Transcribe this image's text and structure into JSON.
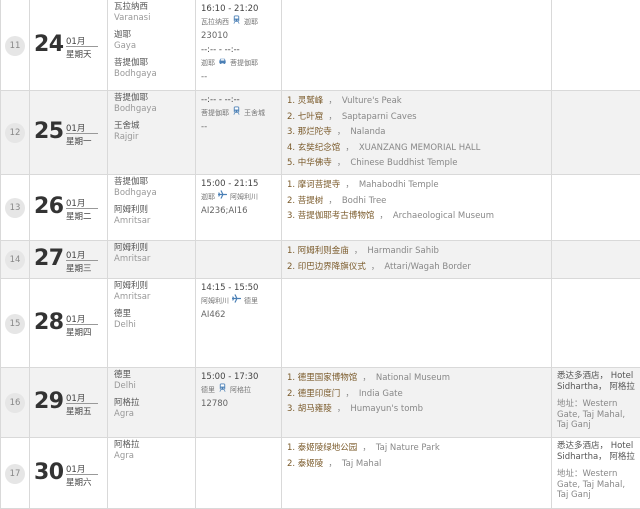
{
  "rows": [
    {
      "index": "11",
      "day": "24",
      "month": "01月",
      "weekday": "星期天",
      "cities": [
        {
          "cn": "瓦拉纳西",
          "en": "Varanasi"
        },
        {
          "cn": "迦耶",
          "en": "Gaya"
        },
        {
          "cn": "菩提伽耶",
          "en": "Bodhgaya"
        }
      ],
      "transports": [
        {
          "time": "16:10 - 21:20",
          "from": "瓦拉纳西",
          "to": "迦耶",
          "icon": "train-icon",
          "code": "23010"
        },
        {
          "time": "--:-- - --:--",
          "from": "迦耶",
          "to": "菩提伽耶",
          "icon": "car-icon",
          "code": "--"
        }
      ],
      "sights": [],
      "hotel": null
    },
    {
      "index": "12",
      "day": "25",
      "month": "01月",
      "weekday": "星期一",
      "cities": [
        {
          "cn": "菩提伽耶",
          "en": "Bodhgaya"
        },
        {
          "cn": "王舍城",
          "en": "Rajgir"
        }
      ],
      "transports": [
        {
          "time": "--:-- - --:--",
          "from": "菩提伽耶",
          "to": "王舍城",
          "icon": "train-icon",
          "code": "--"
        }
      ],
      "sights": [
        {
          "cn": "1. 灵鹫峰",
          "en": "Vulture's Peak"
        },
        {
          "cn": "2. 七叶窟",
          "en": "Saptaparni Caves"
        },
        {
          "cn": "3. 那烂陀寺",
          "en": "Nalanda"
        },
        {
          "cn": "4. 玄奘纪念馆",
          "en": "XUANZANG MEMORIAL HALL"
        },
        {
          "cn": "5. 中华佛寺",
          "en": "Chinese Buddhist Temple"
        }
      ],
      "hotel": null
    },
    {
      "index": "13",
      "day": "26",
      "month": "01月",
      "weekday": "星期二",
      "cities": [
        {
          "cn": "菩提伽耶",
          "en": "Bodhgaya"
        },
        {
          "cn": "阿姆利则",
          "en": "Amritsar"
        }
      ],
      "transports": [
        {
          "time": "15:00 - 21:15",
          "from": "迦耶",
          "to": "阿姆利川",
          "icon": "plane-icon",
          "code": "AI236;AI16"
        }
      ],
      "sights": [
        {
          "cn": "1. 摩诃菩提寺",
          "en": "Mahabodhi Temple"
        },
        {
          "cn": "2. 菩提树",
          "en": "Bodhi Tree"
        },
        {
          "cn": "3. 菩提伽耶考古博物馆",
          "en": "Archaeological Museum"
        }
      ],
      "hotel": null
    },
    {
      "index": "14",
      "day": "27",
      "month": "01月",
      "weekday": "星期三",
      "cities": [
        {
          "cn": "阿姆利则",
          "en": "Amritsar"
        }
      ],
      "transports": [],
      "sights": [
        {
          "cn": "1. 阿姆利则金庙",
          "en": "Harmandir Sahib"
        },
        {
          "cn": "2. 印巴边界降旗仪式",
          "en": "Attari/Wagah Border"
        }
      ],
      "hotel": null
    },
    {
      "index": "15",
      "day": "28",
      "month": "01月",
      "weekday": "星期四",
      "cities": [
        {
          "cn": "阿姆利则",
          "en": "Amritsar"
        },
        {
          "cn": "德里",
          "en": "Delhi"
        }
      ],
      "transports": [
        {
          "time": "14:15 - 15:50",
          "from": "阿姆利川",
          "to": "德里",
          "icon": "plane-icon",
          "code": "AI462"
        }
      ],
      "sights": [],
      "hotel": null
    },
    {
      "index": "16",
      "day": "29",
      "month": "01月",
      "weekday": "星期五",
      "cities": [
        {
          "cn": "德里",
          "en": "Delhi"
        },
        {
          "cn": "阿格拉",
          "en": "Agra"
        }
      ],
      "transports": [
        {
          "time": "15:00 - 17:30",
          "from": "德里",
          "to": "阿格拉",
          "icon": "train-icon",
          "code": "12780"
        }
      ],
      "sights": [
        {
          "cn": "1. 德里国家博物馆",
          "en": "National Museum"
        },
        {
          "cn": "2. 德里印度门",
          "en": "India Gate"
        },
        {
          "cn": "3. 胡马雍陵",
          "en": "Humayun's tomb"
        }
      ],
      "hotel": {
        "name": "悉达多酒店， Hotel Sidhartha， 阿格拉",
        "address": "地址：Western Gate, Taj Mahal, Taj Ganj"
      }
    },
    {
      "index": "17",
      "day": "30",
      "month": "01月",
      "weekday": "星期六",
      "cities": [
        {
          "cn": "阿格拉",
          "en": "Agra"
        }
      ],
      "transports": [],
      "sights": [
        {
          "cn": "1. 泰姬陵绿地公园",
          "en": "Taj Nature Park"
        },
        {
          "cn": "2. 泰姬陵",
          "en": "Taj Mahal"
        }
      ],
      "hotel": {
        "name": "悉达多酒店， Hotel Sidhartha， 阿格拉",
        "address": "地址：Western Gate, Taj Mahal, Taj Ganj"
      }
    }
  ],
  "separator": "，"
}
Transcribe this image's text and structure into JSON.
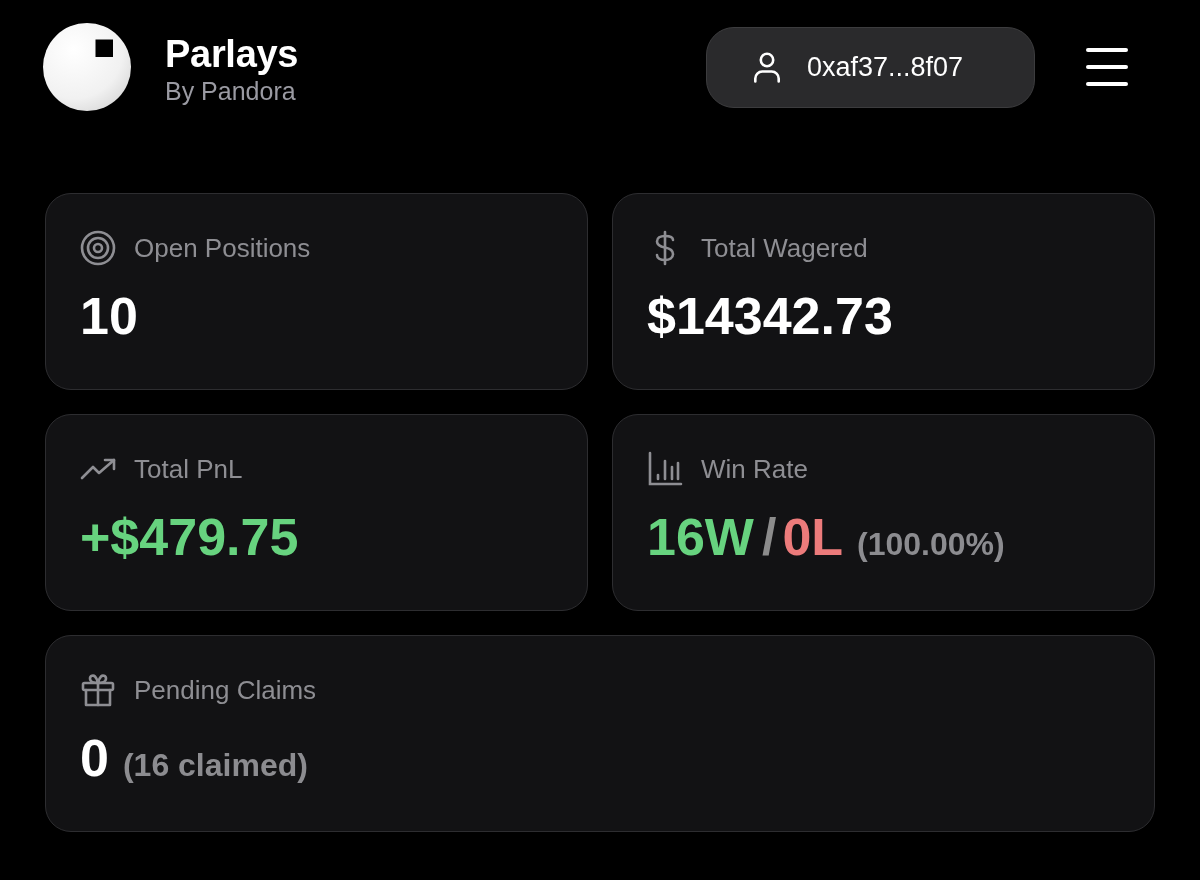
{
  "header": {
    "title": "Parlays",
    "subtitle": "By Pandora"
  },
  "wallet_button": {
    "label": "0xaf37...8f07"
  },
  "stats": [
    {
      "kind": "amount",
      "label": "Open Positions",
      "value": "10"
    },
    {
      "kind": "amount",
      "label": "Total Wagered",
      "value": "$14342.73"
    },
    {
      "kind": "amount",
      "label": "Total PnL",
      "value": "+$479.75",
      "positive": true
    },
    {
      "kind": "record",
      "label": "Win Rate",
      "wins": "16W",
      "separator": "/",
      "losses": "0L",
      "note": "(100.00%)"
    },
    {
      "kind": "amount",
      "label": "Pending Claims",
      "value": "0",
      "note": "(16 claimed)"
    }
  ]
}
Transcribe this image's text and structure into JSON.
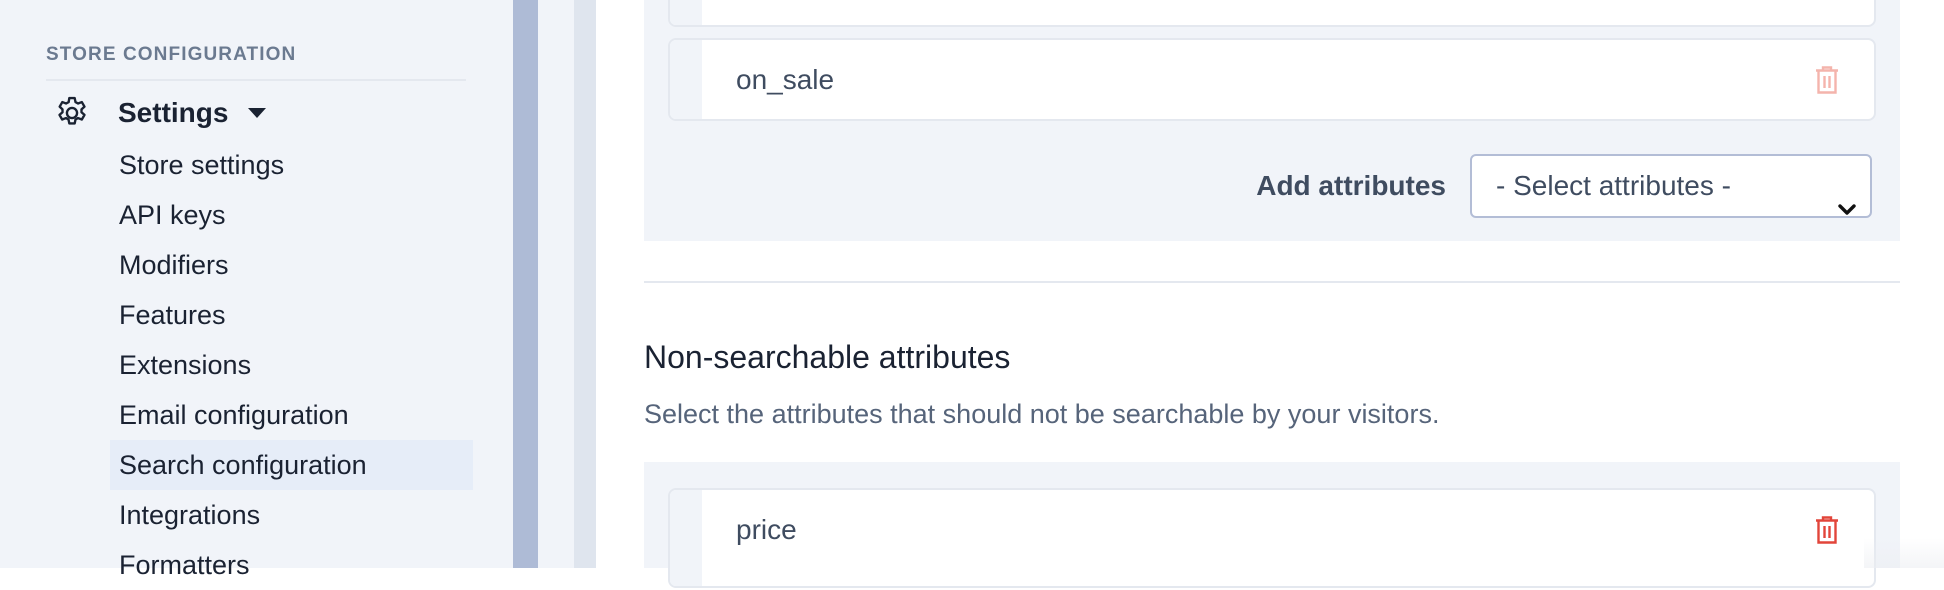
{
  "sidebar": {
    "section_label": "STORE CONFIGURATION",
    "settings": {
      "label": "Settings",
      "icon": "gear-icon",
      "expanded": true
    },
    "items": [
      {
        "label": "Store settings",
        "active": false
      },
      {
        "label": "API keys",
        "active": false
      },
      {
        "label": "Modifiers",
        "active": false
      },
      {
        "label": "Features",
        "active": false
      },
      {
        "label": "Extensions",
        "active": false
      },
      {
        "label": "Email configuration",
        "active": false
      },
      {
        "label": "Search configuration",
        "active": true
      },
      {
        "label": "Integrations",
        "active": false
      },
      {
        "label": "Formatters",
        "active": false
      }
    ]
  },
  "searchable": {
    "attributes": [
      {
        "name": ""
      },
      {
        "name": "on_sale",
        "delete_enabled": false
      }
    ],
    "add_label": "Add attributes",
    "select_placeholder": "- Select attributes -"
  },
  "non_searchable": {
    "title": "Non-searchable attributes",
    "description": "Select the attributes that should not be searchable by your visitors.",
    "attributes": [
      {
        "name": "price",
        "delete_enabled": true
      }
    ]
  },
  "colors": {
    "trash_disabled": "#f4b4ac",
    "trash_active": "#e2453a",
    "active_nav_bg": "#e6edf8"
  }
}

^^^^

## INSTRUCTIONS FOR THE TASK
Return all the entries word for word, but omit any pictures they contain.

## WORKED ANSWER
Transcribe this image's text and structure into JSON.
{
  "rows": [
    {
      "index": "11",
      "day": "24",
      "month": "01月",
      "weekday": "星期天",
      "cities": [
        {
          "cn": "瓦拉纳西",
          "en": "Varanasi"
        },
        {
          "cn": "迦耶",
          "en": "Gaya"
        },
        {
          "cn": "菩提伽耶",
          "en": "Bodhgaya"
        }
      ],
      "transports": [
        {
          "time": "16:10 - 21:20",
          "from": "瓦拉纳西",
          "to": "迦耶",
          "icon": "train-icon",
          "code": "23010"
        },
        {
          "time": "--:-- - --:--",
          "from": "迦耶",
          "to": "菩提伽耶",
          "icon": "car-icon",
          "code": "--"
        }
      ],
      "sights": [],
      "hotel": null
    },
    {
      "index": "12",
      "day": "25",
      "month": "01月",
      "weekday": "星期一",
      "cities": [
        {
          "cn": "菩提伽耶",
          "en": "Bodhgaya"
        },
        {
          "cn": "王舍城",
          "en": "Rajgir"
        }
      ],
      "transports": [
        {
          "time": "--:-- - --:--",
          "from": "菩提伽耶",
          "to": "王舍城",
          "icon": "train-icon",
          "code": "--"
        }
      ],
      "sights": [
        {
          "cn": "1. 灵鹫峰",
          "en": "Vulture's Peak"
        },
        {
          "cn": "2. 七叶窟",
          "en": "Saptaparni Caves"
        },
        {
          "cn": "3. 那烂陀寺",
          "en": "Nalanda"
        },
        {
          "cn": "4. 玄奘纪念馆",
          "en": "XUANZANG MEMORIAL HALL"
        },
        {
          "cn": "5. 中华佛寺",
          "en": "Chinese Buddhist Temple"
        }
      ],
      "hotel": null
    },
    {
      "index": "13",
      "day": "26",
      "month": "01月",
      "weekday": "星期二",
      "cities": [
        {
          "cn": "菩提伽耶",
          "en": "Bodhgaya"
        },
        {
          "cn": "阿姆利则",
          "en": "Amritsar"
        }
      ],
      "transports": [
        {
          "time": "15:00 - 21:15",
          "from": "迦耶",
          "to": "阿姆利川",
          "icon": "plane-icon",
          "code": "AI236;AI16"
        }
      ],
      "sights": [
        {
          "cn": "1. 摩诃菩提寺",
          "en": "Mahabodhi Temple"
        },
        {
          "cn": "2. 菩提树",
          "en": "Bodhi Tree"
        },
        {
          "cn": "3. 菩提伽耶考古博物馆",
          "en": "Archaeological Museum"
        }
      ],
      "hotel": null
    },
    {
      "index": "14",
      "day": "27",
      "month": "01月",
      "weekday": "星期三",
      "cities": [
        {
          "cn": "阿姆利则",
          "en": "Amritsar"
        }
      ],
      "transports": [],
      "sights": [
        {
          "cn": "1. 阿姆利则金庙",
          "en": "Harmandir Sahib"
        },
        {
          "cn": "2. 印巴边界降旗仪式",
          "en": "Attari/Wagah Border"
        }
      ],
      "hotel": null
    },
    {
      "index": "15",
      "day": "28",
      "month": "01月",
      "weekday": "星期四",
      "cities": [
        {
          "cn": "阿姆利则",
          "en": "Amritsar"
        },
        {
          "cn": "德里",
          "en": "Delhi"
        }
      ],
      "transports": [
        {
          "time": "14:15 - 15:50",
          "from": "阿姆利川",
          "to": "德里",
          "icon": "plane-icon",
          "code": "AI462"
        }
      ],
      "sights": [],
      "hotel": null
    },
    {
      "index": "16",
      "day": "29",
      "month": "01月",
      "weekday": "星期五",
      "cities": [
        {
          "cn": "德里",
          "en": "Delhi"
        },
        {
          "cn": "阿格拉",
          "en": "Agra"
        }
      ],
      "transports": [
        {
          "time": "15:00 - 17:30",
          "from": "德里",
          "to": "阿格拉",
          "icon": "train-icon",
          "code": "12780"
        }
      ],
      "sights": [
        {
          "cn": "1. 德里国家博物馆",
          "en": "National Museum"
        },
        {
          "cn": "2. 德里印度门",
          "en": "India Gate"
        },
        {
          "cn": "3. 胡马雍陵",
          "en": "Humayun's tomb"
        }
      ],
      "hotel": {
        "name": "悉达多酒店， Hotel Sidhartha， 阿格拉",
        "address": "地址：Western Gate, Taj Mahal, Taj Ganj"
      }
    },
    {
      "index": "17",
      "day": "30",
      "month": "01月",
      "weekday": "星期六",
      "cities": [
        {
          "cn": "阿格拉",
          "en": "Agra"
        }
      ],
      "transports": [],
      "sights": [
        {
          "cn": "1. 泰姬陵绿地公园",
          "en": "Taj Nature Park"
        },
        {
          "cn": "2. 泰姬陵",
          "en": "Taj Mahal"
        }
      ],
      "hotel": {
        "name": "悉达多酒店， Hotel Sidhartha， 阿格拉",
        "address": "地址：Western Gate, Taj Mahal, Taj Ganj"
      }
    }
  ],
  "separator": "，"
}
Transcribe this image's text and structure into JSON.
{
  "header": {
    "title": "Parlays",
    "subtitle": "By Pandora"
  },
  "wallet_button": {
    "label": "0xaf37...8f07"
  },
  "stats": [
    {
      "kind": "amount",
      "label": "Open Positions",
      "value": "10"
    },
    {
      "kind": "amount",
      "label": "Total Wagered",
      "value": "$14342.73"
    },
    {
      "kind": "amount",
      "label": "Total PnL",
      "value": "+$479.75",
      "positive": true
    },
    {
      "kind": "record",
      "label": "Win Rate",
      "wins": "16W",
      "separator": "/",
      "losses": "0L",
      "note": "(100.00%)"
    },
    {
      "kind": "amount",
      "label": "Pending Claims",
      "value": "0",
      "note": "(16 claimed)"
    }
  ]
}
Transcribe this image's text and structure into JSON.
{
  "sidebar": {
    "section_label": "STORE CONFIGURATION",
    "settings": {
      "label": "Settings",
      "icon": "gear-icon",
      "expanded": true
    },
    "items": [
      {
        "label": "Store settings",
        "active": false
      },
      {
        "label": "API keys",
        "active": false
      },
      {
        "label": "Modifiers",
        "active": false
      },
      {
        "label": "Features",
        "active": false
      },
      {
        "label": "Extensions",
        "active": false
      },
      {
        "label": "Email configuration",
        "active": false
      },
      {
        "label": "Search configuration",
        "active": true
      },
      {
        "label": "Integrations",
        "active": false
      },
      {
        "label": "Formatters",
        "active": false
      }
    ]
  },
  "searchable": {
    "attributes": [
      {
        "name": ""
      },
      {
        "name": "on_sale",
        "delete_enabled": false
      }
    ],
    "add_label": "Add attributes",
    "select_placeholder": "- Select attributes -"
  },
  "non_searchable": {
    "title": "Non-searchable attributes",
    "description": "Select the attributes that should not be searchable by your visitors.",
    "attributes": [
      {
        "name": "price",
        "delete_enabled": true
      }
    ]
  },
  "colors": {
    "trash_disabled": "#f4b4ac",
    "trash_active": "#e2453a",
    "active_nav_bg": "#e6edf8"
  }
}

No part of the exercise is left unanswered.